--- DATA EXCERPTS ---

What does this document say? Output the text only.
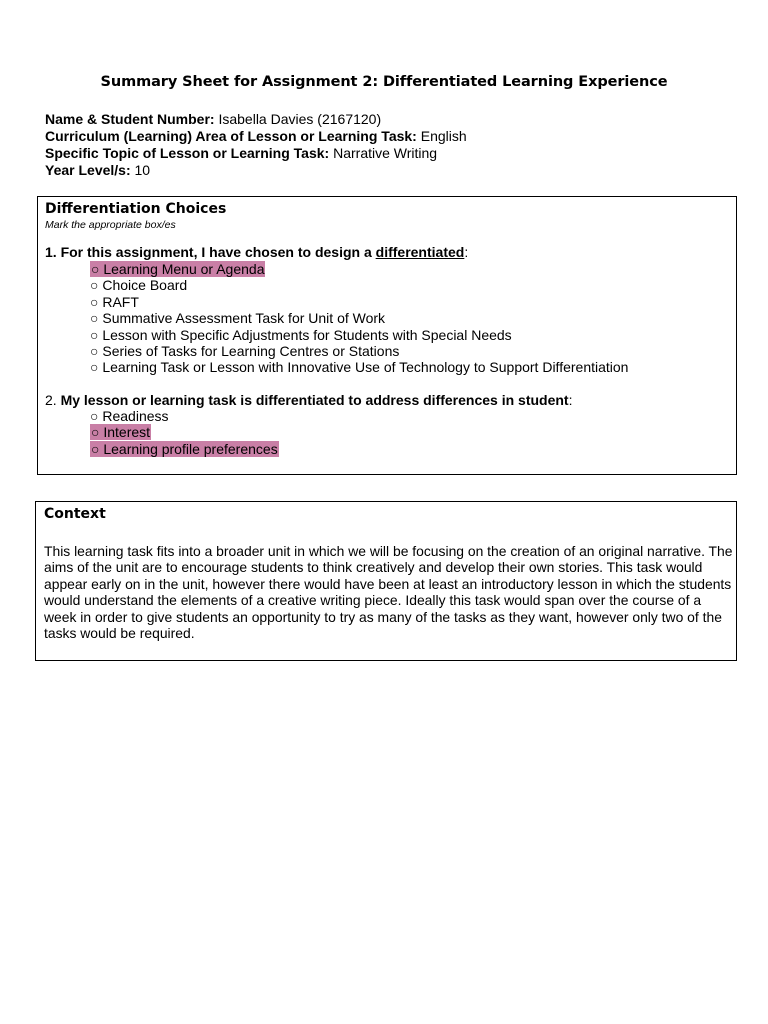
Summary Sheet for Assignment 2: Differentiated Learning Experience
Name & Student Number: Isabella Davies (2167120)
Curriculum (Learning) Area of Lesson or Learning Task: English
Specific Topic of Lesson or Learning Task: Narrative Writing
Year Level/s: 10
Differentiation Choices
Mark the appropriate box/es
1. For this assignment, I have chosen to design a differentiated:
○ Learning Menu or Agenda
○ Choice Board
○ RAFT
○ Summative Assessment Task for Unit of Work
○ Lesson with Specific Adjustments for Students with Special Needs
○ Series of Tasks for Learning Centres or Stations
○ Learning Task or Lesson with Innovative Use of Technology to Support Differentiation
2. My lesson or learning task is differentiated to address differences in student:
○ Readiness
○ Interest
○ Learning profile preferences
Context
This learning task fits into a broader unit in which we will be focusing on the creation of an original narrative. The
aims of the unit are to encourage students to think creatively and develop their own stories. This task would
appear early on in the unit, however there would have been at least an introductory lesson in which the students
would understand the elements of a creative writing piece. Ideally this task would span over the course of a
week in order to give students an opportunity to try as many of the tasks as they want, however only two of the
tasks would be required.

---

THE PROBLEM = Repeat each entry above word for word, leaving every picture out.

OUTPUT OF THE TASK =
What does this document say? Output the text only.
Summary Sheet for Assignment 2: Differentiated Learning Experience
Name & Student Number: Isabella Davies (2167120)
Curriculum (Learning) Area of Lesson or Learning Task: English
Specific Topic of Lesson or Learning Task: Narrative Writing
Year Level/s: 10
Differentiation Choices
Mark the appropriate box/es
1. For this assignment, I have chosen to design a differentiated:
○ Learning Menu or Agenda
○ Choice Board
○ RAFT
○ Summative Assessment Task for Unit of Work
○ Lesson with Specific Adjustments for Students with Special Needs
○ Series of Tasks for Learning Centres or Stations
○ Learning Task or Lesson with Innovative Use of Technology to Support Differentiation
2. My lesson or learning task is differentiated to address differences in student:
○ Readiness
○ Interest
○ Learning profile preferences
Context
This learning task fits into a broader unit in which we will be focusing on the creation of an original narrative. The
aims of the unit are to encourage students to think creatively and develop their own stories. This task would
appear early on in the unit, however there would have been at least an introductory lesson in which the students
would understand the elements of a creative writing piece. Ideally this task would span over the course of a
week in order to give students an opportunity to try as many of the tasks as they want, however only two of the
tasks would be required.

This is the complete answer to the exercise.